___ Record extracts ___

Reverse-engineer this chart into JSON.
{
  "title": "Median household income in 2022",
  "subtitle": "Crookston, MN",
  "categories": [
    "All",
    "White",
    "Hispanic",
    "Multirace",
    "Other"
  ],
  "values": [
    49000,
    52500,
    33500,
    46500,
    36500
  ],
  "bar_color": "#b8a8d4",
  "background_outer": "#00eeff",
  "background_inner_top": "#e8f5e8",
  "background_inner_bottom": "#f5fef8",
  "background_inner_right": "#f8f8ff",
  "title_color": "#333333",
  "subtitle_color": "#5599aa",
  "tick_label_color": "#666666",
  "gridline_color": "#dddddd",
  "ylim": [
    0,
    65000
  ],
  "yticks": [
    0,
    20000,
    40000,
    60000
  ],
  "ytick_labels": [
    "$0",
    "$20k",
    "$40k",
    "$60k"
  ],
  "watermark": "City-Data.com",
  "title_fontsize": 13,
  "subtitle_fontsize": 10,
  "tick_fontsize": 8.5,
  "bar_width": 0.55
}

___

Using the data above, repeat every line exactly.

→ **Answer to the exercise**
Reverse-engineer this chart into JSON.
{
  "title": "Median household income in 2022",
  "subtitle": "Crookston, MN",
  "categories": [
    "All",
    "White",
    "Hispanic",
    "Multirace",
    "Other"
  ],
  "values": [
    49000,
    52500,
    33500,
    46500,
    36500
  ],
  "bar_color": "#b8a8d4",
  "background_outer": "#00eeff",
  "background_inner_top": "#e8f5e8",
  "background_inner_bottom": "#f5fef8",
  "background_inner_right": "#f8f8ff",
  "title_color": "#333333",
  "subtitle_color": "#5599aa",
  "tick_label_color": "#666666",
  "gridline_color": "#dddddd",
  "ylim": [
    0,
    65000
  ],
  "yticks": [
    0,
    20000,
    40000,
    60000
  ],
  "ytick_labels": [
    "$0",
    "$20k",
    "$40k",
    "$60k"
  ],
  "watermark": "City-Data.com",
  "title_fontsize": 13,
  "subtitle_fontsize": 10,
  "tick_fontsize": 8.5,
  "bar_width": 0.55
}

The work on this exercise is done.